THE TASK:
Give only the number of lines in these records that contain the word "import".

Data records
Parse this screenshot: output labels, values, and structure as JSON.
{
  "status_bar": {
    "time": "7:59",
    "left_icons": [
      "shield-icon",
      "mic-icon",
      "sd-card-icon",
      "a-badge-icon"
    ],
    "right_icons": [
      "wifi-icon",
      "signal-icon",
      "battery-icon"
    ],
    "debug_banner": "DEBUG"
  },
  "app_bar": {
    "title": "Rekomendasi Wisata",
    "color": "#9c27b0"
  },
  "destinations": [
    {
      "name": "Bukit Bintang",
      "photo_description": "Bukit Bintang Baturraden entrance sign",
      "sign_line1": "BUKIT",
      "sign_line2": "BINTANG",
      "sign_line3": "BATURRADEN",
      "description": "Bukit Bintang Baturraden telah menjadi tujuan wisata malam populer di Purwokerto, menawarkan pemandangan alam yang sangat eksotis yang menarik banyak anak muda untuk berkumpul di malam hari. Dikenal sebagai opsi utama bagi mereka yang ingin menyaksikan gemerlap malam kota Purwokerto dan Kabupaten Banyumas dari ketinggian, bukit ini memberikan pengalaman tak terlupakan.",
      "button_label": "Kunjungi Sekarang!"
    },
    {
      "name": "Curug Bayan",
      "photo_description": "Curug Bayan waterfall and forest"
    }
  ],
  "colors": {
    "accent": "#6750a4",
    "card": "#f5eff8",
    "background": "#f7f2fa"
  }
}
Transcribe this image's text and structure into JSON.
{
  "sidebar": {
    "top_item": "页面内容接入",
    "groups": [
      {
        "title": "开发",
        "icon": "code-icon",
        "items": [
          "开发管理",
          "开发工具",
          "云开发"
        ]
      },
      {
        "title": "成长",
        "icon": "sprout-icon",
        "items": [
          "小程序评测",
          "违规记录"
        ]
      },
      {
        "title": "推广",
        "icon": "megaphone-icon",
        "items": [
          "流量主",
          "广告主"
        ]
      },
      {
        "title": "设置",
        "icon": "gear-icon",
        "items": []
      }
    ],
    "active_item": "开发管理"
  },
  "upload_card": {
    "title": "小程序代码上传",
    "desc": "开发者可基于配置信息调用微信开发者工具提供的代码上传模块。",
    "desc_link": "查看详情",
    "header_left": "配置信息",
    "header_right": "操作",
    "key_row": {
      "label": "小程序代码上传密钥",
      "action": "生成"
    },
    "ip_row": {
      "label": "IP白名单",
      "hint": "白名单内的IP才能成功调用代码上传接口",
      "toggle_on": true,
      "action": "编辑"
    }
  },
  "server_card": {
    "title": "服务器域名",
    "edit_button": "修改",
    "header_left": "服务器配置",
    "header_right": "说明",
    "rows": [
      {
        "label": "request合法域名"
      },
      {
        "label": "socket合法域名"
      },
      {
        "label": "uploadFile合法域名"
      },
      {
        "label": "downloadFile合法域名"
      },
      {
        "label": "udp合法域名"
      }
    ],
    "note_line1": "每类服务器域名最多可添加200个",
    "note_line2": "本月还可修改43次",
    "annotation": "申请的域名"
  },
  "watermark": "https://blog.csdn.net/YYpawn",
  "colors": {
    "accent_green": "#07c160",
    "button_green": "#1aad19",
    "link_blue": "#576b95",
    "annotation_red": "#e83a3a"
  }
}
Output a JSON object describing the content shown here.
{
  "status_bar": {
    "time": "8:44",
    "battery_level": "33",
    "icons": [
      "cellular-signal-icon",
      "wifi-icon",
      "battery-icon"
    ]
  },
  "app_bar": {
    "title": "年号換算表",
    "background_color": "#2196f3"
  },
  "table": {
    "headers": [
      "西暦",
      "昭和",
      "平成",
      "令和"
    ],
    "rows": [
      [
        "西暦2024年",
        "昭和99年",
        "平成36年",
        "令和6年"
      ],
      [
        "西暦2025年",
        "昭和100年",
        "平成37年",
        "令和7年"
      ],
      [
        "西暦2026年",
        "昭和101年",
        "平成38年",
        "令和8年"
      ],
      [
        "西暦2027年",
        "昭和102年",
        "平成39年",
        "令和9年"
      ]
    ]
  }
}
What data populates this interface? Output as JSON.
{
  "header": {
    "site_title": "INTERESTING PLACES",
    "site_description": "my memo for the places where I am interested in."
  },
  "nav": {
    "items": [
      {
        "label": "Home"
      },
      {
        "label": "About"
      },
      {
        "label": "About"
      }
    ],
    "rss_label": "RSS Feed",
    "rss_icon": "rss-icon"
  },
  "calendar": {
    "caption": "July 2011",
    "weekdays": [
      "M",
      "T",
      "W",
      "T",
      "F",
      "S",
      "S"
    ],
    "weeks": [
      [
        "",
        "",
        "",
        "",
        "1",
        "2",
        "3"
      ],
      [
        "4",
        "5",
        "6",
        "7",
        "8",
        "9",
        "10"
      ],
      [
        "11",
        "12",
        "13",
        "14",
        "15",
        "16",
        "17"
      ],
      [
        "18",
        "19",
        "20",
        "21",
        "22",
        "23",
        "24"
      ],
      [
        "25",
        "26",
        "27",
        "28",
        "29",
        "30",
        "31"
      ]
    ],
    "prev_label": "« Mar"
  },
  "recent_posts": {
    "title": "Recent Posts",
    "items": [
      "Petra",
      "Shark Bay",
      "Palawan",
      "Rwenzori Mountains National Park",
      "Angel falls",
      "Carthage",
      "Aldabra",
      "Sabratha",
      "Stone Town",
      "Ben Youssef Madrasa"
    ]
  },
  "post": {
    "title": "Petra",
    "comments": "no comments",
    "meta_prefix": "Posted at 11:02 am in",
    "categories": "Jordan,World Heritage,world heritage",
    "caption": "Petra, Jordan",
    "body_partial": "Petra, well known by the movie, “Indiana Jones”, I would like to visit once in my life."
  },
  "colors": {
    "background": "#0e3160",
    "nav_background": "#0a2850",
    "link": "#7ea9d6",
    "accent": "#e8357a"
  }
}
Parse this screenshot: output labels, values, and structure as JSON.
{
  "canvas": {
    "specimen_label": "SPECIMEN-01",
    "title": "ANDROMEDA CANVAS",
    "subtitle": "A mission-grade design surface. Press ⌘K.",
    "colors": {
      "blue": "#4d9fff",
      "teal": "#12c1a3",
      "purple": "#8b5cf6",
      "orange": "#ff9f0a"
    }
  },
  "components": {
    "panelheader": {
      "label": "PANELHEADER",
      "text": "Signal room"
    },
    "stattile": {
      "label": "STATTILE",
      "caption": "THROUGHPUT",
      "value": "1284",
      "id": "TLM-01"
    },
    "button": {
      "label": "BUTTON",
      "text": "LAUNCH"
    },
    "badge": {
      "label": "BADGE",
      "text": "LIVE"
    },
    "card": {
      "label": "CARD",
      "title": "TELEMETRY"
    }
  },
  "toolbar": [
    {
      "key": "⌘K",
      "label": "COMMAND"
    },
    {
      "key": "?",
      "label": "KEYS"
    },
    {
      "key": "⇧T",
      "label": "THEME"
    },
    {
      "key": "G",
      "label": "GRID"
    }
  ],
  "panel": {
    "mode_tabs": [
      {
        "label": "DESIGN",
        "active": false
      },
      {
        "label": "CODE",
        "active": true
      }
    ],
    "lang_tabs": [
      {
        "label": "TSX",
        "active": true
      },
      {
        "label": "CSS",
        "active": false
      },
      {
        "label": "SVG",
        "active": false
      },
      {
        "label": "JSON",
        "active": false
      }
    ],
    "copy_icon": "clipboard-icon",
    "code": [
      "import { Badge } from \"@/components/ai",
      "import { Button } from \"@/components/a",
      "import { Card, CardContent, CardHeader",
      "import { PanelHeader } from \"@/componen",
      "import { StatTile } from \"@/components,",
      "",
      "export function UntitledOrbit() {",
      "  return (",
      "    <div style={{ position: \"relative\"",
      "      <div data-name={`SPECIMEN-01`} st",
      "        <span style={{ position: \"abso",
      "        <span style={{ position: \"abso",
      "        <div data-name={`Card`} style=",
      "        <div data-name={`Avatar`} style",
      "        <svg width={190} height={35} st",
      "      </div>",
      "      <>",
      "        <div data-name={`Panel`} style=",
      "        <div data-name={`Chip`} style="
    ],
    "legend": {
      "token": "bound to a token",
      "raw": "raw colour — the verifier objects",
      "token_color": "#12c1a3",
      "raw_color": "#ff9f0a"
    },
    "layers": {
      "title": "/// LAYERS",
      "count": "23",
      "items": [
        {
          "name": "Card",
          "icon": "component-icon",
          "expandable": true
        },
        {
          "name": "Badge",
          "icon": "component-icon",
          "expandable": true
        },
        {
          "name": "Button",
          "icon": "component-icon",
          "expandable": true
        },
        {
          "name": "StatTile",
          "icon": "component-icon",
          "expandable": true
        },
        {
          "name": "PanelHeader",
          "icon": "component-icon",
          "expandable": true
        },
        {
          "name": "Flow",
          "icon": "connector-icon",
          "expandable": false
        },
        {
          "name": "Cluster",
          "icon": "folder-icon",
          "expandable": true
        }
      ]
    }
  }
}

PROBLEM SOLUTION:
5